[Data entries]
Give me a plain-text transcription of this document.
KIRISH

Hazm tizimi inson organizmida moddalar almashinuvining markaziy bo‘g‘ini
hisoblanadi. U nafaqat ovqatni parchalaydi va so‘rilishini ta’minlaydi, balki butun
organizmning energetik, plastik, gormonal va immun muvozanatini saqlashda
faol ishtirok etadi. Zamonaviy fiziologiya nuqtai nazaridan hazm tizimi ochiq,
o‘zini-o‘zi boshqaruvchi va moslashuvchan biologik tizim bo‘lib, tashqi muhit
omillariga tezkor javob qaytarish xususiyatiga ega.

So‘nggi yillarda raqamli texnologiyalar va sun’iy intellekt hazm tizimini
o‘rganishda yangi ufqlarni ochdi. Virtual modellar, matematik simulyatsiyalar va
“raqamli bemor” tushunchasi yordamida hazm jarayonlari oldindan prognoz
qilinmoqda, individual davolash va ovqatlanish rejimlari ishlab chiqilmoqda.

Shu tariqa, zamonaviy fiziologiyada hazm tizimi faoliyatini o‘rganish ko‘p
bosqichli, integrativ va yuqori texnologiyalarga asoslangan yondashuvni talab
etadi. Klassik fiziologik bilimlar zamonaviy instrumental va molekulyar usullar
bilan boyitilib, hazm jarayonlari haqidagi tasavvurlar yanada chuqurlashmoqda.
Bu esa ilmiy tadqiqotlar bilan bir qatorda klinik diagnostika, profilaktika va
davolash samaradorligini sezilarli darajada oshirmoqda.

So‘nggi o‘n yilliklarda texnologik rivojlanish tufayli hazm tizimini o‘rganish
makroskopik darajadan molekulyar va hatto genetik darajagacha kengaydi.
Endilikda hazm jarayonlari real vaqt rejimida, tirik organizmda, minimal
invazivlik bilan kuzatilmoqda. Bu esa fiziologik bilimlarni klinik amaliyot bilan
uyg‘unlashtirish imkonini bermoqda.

SET EXERCISE
Among the entries above, identify all lines with "jarayonlari" and copy them.

SOLUTION TO THE PROBLEM
“raqamli bemor” tushunchasi yordamida hazm jarayonlari oldindan prognoz
bilan boyitilib, hazm jarayonlari haqidagi tasavvurlar yanada chuqurlashmoqda.
Endilikda hazm jarayonlari real vaqt rejimida, tirik organizmda, minimal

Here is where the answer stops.